# Questions on the material
(a) In the squash tournament article, how many amateur players competed in the Grand Open, and in how many divisions?
(b) Continue the squash tournament article from the point where it stops.

# Text for analysis
-------

Hundreds Of Amateurs Compete In J. P. Morgan Tournament Of Champions Grand Open Extravaganza; Hartigan Captures Top Men's Division    
by Rob Dinerman for DailySquashReport.com

Dateline January 26th --- While Ramy Ashour, Greg Gaultier, Natalie Grinham and the other elite players on the men’s PSA and women’s WSA professional squash circuits battled each other for glory and their share of the nearly $150,000 in prize money ($115,000 in the men’s tourney, $27,500 in the women’s) that was up for grabs this past week at the J. P. Morgan Tournament Of Champions, held on the gaudy four-glass-wall portable court in Grand Central Station, 269 dedicated amateur players were competing in 18 different divisions (11 men’s, seven women’s) throughout the tournament weekend at various New York clubs in the Grand Open, superbly organized and run by the New York metropolitan squash association. Most of the categories had full 32-person draws, and even the Consolation events for those who lost in the first round were widely subscribed, as the amateur entrants, many of whom also bought tickets for the pro matches, were determined to have the weekend be as total a squash experience as possible.

-------

# Entries shown
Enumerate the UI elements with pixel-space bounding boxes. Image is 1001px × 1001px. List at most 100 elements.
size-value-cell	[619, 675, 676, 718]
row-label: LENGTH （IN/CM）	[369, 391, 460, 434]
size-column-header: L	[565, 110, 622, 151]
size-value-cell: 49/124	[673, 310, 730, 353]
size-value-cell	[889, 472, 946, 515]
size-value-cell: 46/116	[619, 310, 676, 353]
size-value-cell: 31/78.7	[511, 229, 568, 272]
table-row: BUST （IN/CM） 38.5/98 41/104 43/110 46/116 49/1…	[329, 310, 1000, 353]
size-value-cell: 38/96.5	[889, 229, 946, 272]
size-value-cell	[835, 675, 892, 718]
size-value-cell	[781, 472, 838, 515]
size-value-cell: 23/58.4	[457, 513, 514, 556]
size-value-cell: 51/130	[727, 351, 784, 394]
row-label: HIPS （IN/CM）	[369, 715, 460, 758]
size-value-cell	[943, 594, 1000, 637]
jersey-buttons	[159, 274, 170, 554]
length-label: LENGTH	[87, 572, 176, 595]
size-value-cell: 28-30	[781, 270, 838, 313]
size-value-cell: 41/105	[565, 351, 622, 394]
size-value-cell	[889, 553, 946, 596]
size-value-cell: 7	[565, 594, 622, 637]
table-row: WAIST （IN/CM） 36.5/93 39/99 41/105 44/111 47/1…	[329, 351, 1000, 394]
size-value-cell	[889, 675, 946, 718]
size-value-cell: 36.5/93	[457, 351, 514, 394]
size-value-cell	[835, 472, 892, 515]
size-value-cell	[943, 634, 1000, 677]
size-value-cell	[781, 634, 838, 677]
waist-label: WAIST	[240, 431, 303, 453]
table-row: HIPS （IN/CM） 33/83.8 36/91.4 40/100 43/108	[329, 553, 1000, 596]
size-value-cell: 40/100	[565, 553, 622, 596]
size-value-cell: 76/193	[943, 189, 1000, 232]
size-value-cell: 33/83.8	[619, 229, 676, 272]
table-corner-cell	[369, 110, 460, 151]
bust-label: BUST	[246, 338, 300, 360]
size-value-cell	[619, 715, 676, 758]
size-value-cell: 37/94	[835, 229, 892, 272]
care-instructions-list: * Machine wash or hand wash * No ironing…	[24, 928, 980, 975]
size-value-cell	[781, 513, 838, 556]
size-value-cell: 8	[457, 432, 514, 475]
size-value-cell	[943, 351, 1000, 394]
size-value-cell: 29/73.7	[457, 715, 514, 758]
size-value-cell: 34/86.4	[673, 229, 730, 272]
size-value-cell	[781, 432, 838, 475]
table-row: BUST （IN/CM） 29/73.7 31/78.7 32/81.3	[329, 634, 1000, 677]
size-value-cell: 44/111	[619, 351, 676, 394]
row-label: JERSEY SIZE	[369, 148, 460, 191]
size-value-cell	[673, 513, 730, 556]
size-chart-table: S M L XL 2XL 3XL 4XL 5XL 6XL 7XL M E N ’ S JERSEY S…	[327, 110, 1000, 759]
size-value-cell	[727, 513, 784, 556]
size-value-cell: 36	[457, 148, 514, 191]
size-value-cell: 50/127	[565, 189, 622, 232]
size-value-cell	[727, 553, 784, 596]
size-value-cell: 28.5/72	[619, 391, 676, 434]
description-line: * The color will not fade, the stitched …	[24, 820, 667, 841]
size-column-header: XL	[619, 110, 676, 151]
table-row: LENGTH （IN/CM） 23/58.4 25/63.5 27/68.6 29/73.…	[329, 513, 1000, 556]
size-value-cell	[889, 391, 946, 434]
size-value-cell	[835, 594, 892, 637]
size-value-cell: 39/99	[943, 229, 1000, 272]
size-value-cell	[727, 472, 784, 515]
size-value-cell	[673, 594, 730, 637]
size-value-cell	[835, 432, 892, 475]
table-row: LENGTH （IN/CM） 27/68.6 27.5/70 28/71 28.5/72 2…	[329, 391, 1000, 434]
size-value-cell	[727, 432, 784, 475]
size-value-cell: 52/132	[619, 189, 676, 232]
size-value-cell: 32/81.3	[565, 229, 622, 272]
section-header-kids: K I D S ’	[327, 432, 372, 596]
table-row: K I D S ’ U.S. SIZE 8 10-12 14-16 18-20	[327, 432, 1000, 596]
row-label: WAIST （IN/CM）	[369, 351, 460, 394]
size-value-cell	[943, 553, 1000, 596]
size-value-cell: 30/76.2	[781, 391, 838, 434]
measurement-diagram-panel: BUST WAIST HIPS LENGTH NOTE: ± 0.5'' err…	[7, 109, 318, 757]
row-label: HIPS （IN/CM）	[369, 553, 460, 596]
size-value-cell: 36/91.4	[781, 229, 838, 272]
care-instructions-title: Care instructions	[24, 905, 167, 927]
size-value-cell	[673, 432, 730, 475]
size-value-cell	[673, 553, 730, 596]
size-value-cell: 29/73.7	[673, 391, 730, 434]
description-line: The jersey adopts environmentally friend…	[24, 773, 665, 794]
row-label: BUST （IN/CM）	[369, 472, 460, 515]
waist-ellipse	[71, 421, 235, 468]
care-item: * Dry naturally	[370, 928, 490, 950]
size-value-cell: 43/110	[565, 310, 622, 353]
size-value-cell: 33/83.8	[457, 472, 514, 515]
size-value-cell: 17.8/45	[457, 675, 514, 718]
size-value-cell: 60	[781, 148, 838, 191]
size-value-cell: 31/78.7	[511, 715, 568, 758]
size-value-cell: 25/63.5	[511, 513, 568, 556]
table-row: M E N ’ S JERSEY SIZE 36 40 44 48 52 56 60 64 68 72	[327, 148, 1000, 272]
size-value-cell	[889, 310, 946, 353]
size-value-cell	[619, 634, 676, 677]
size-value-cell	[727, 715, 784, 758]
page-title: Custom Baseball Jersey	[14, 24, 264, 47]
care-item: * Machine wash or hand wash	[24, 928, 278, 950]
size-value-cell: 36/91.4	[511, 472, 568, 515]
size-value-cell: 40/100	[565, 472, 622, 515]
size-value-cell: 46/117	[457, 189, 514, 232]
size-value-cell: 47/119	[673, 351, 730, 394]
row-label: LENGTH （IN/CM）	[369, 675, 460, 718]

-------

# Answers to the exercises
(a) 269 amateur players competed in 18 divisions.

(b)
   The top men’s flight, the eight-man 6.0, was won by Will Hartigan, a 2012 college graduate who last winter played a major role in his Cornell team’s first-ever advance to the semifinals of the college team championships, the Potter Cup, by virtue of their 8-1 quarterfinal victory over Yale. Unseeded and trailing fourth seed (and frequent PST tour player) Ned Marks in his very first match, Hartigan won the last two games 11-3,11-7, then extricated himself from another two games to one deficit by overcoming Clay Blackiston in the closing laps of their semifinal. Blackiston, one of the heroes in Princeton’s historic 5-4 Potter Cup final-round win over Trinity College this past February with his come-from-behind 3-2 win at No. 6 against Vishrab Kotian, had shocked top seed Nicolas Sanchez in his opening match but was unable to hold off Hartigan’s late charge, succumbing 11-4 and 11-3.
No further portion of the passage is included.